Wherever the word "July" shows up in a line, please copy that line.

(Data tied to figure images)
• • •

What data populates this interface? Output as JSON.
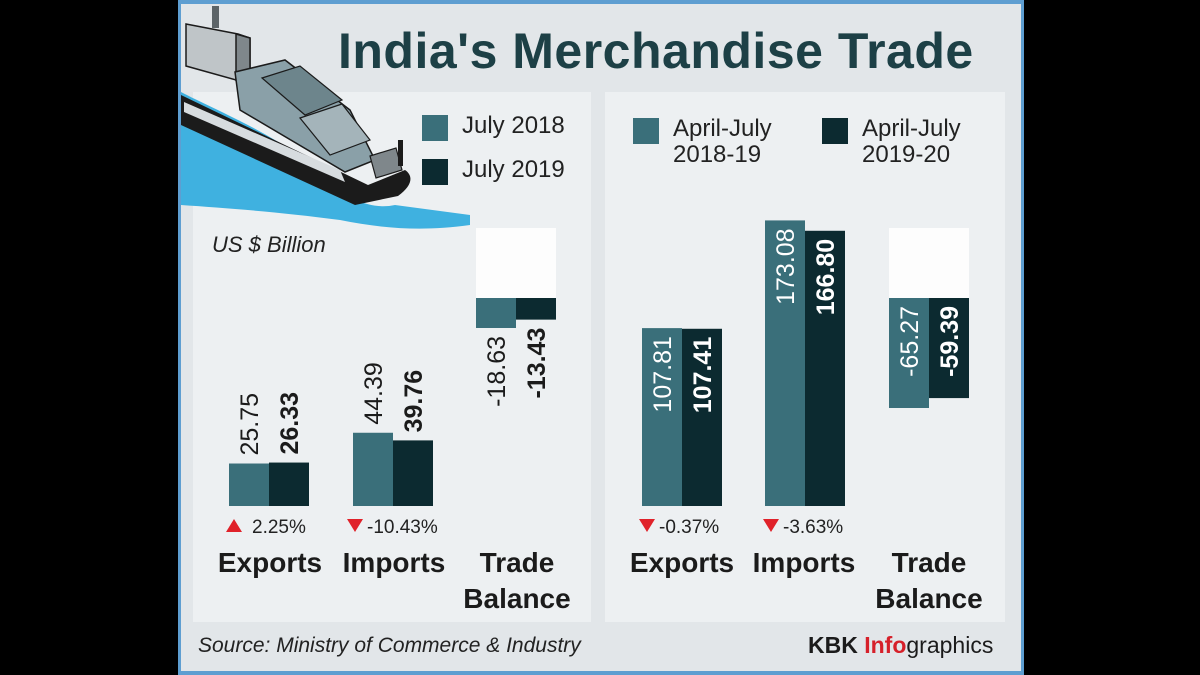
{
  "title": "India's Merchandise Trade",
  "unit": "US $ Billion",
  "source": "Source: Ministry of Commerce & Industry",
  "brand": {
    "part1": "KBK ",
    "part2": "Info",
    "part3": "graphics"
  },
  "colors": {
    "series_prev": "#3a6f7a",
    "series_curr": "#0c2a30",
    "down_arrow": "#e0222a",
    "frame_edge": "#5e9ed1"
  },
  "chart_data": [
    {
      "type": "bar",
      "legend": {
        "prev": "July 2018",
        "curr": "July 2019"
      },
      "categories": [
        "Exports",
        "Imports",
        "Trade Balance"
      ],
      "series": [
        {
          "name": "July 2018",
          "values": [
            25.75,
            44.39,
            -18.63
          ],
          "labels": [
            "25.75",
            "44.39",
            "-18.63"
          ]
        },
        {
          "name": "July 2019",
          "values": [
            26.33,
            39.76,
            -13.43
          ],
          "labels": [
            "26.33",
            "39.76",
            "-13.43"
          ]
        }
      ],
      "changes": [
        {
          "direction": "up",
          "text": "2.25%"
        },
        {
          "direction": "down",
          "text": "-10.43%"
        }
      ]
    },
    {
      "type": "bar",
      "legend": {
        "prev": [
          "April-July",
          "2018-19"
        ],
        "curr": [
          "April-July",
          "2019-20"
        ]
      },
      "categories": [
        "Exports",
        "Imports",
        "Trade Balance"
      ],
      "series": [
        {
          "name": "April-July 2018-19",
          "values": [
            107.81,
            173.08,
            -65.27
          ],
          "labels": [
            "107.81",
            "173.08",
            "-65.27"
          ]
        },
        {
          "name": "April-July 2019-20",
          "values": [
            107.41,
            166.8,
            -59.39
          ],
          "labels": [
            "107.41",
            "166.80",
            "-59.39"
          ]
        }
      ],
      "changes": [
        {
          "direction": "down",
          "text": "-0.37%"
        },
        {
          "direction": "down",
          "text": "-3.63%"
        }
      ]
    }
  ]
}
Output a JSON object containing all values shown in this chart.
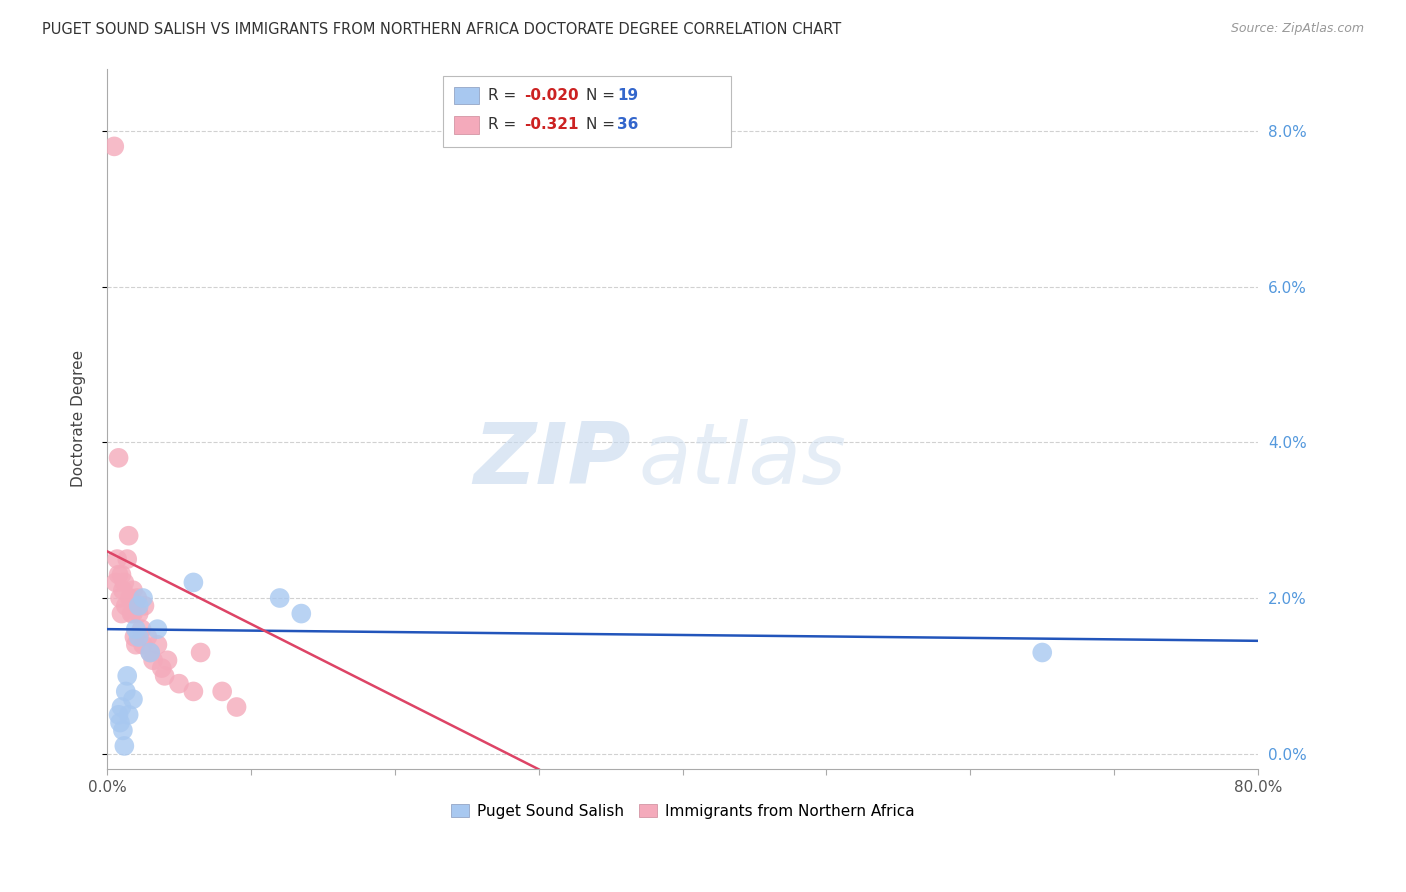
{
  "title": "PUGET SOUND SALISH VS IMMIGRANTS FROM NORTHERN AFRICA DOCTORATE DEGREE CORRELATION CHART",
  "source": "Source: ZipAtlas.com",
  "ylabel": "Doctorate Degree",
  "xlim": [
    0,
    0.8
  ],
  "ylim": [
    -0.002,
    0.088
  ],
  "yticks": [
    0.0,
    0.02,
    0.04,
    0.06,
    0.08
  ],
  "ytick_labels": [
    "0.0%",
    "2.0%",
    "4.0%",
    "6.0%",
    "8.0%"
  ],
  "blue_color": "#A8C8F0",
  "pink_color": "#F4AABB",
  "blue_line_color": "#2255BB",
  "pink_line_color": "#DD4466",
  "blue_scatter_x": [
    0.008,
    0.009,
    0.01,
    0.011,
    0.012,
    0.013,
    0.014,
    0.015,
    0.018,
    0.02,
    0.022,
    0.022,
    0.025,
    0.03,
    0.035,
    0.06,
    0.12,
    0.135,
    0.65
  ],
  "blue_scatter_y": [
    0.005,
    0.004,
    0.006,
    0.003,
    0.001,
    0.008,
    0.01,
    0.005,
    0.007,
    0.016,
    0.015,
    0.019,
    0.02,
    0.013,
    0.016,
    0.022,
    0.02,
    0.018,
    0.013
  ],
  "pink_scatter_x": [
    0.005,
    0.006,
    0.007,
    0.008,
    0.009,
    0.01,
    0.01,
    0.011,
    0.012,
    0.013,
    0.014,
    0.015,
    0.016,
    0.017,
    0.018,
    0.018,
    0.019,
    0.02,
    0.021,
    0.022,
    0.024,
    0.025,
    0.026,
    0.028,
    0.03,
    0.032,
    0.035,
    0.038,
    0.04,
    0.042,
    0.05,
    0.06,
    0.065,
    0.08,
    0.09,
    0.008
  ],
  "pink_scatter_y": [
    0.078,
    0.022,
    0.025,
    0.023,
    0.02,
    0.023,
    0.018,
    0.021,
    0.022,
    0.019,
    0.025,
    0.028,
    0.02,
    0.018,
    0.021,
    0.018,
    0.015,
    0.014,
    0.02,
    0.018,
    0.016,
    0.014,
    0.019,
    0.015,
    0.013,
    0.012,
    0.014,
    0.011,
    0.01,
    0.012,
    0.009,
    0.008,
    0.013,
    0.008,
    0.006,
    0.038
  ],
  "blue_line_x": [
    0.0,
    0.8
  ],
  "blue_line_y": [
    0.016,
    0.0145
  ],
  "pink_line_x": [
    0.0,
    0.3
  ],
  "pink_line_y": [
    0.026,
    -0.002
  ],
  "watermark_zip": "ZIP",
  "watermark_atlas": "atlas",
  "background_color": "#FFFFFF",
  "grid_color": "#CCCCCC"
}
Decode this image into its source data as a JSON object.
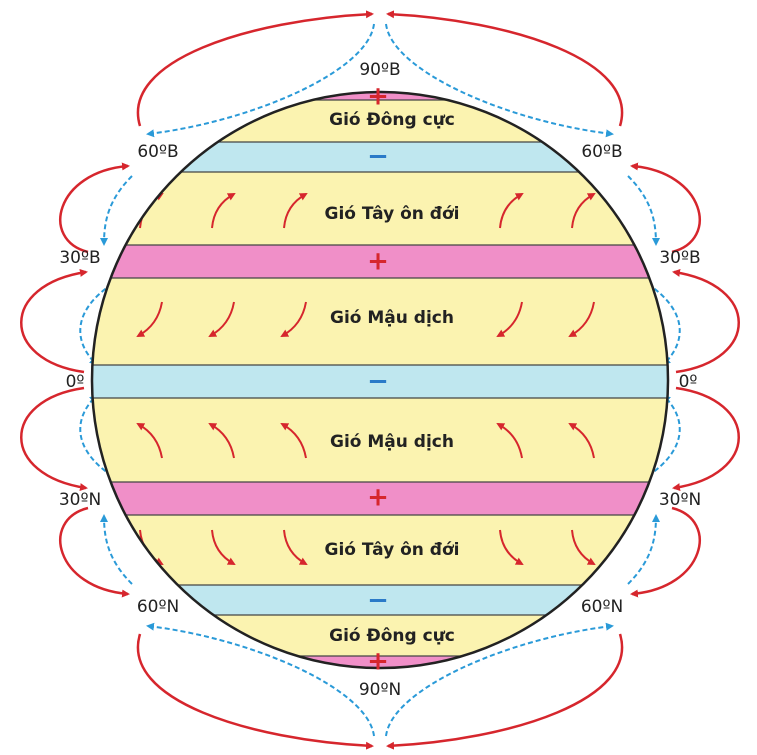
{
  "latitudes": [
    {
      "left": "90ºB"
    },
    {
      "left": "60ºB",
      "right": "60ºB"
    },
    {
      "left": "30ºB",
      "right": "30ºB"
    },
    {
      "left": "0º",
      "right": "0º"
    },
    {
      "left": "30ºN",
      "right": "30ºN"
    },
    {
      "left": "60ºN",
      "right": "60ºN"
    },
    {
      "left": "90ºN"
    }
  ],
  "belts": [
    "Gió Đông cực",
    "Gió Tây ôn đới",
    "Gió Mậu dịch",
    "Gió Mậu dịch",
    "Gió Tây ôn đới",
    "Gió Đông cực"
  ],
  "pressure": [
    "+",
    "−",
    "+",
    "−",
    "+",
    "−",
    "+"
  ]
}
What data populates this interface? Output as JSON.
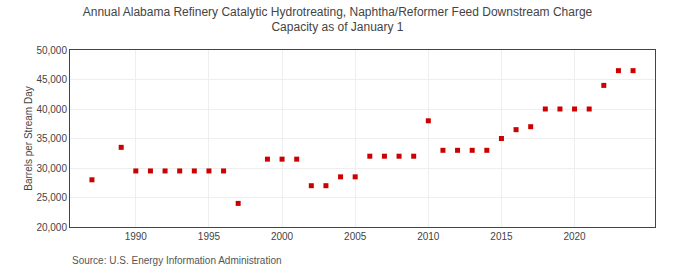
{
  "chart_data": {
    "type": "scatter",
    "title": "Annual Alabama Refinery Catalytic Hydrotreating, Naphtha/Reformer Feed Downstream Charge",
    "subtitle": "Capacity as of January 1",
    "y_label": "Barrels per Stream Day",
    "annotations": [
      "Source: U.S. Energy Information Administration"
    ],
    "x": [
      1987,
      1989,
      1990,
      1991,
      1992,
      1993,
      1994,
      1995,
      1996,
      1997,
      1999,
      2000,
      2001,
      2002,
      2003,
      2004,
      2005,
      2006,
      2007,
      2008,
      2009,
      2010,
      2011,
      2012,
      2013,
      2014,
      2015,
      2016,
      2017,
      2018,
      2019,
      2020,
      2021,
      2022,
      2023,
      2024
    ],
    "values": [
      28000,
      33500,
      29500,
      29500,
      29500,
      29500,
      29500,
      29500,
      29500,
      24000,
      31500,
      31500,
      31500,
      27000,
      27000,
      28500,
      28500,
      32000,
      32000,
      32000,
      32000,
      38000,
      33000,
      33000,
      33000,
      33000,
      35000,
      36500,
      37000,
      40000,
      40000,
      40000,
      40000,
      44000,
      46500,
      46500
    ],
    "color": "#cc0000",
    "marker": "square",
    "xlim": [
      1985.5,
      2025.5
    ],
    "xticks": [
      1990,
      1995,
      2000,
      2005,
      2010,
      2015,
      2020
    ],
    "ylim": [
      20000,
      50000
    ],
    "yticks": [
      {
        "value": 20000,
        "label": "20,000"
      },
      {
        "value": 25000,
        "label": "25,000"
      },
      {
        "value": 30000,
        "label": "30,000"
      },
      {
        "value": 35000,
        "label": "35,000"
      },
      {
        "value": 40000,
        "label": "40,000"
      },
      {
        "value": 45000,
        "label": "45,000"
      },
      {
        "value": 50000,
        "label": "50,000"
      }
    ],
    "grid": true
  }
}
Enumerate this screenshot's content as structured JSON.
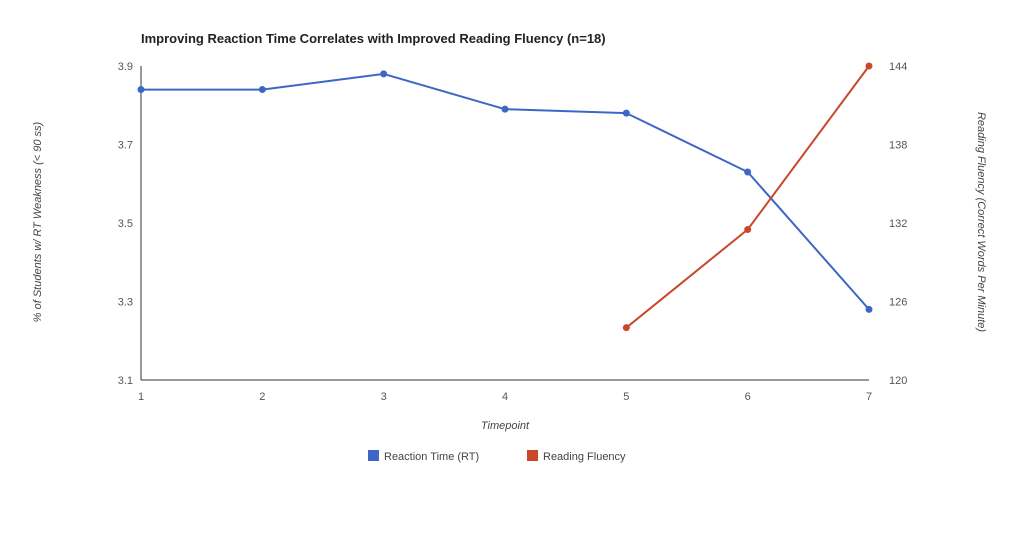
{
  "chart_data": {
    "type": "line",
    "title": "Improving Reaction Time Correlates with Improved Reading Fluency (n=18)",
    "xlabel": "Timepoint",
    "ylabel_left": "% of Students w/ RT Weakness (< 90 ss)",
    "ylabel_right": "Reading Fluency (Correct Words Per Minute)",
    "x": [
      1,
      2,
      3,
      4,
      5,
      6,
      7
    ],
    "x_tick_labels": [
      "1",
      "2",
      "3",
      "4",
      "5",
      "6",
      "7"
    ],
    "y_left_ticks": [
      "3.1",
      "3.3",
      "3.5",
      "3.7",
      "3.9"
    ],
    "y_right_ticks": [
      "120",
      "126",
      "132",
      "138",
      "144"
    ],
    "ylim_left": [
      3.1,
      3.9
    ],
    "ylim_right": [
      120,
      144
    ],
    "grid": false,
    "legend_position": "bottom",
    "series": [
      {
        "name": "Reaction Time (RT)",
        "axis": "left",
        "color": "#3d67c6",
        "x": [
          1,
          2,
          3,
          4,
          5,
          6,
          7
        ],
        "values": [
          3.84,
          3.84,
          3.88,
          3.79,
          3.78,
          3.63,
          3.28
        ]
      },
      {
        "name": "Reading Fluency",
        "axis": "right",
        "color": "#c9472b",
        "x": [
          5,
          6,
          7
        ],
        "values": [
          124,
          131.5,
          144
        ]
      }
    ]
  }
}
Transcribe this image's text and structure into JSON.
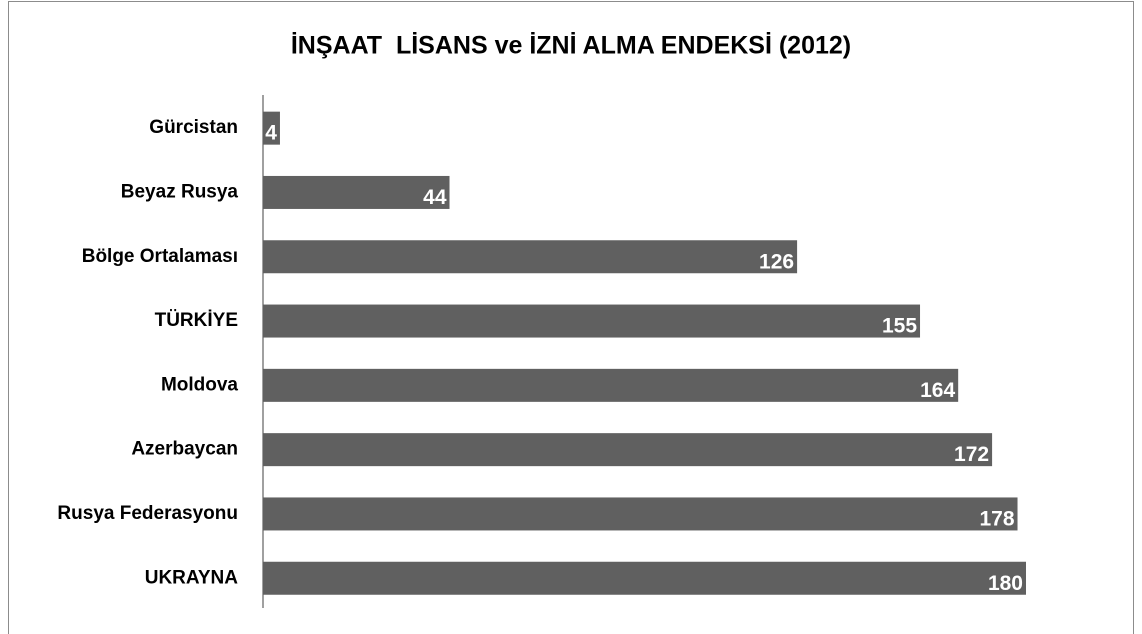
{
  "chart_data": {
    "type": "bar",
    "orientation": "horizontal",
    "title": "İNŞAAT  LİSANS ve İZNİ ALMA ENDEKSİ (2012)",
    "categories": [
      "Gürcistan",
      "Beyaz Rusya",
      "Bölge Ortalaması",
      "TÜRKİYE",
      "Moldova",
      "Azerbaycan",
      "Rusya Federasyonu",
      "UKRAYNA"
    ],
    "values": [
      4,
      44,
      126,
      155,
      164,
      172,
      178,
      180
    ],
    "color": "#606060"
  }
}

• • •

**RESPONSE:**
        "prev": "July 2018",
        "curr": "July 2019"
          "name": "July 2018",
          "name": "July 2019",
          "April-July",
          "April-July",
          "name": "April-July 2018-19",
          "name": "April-July 2019-20",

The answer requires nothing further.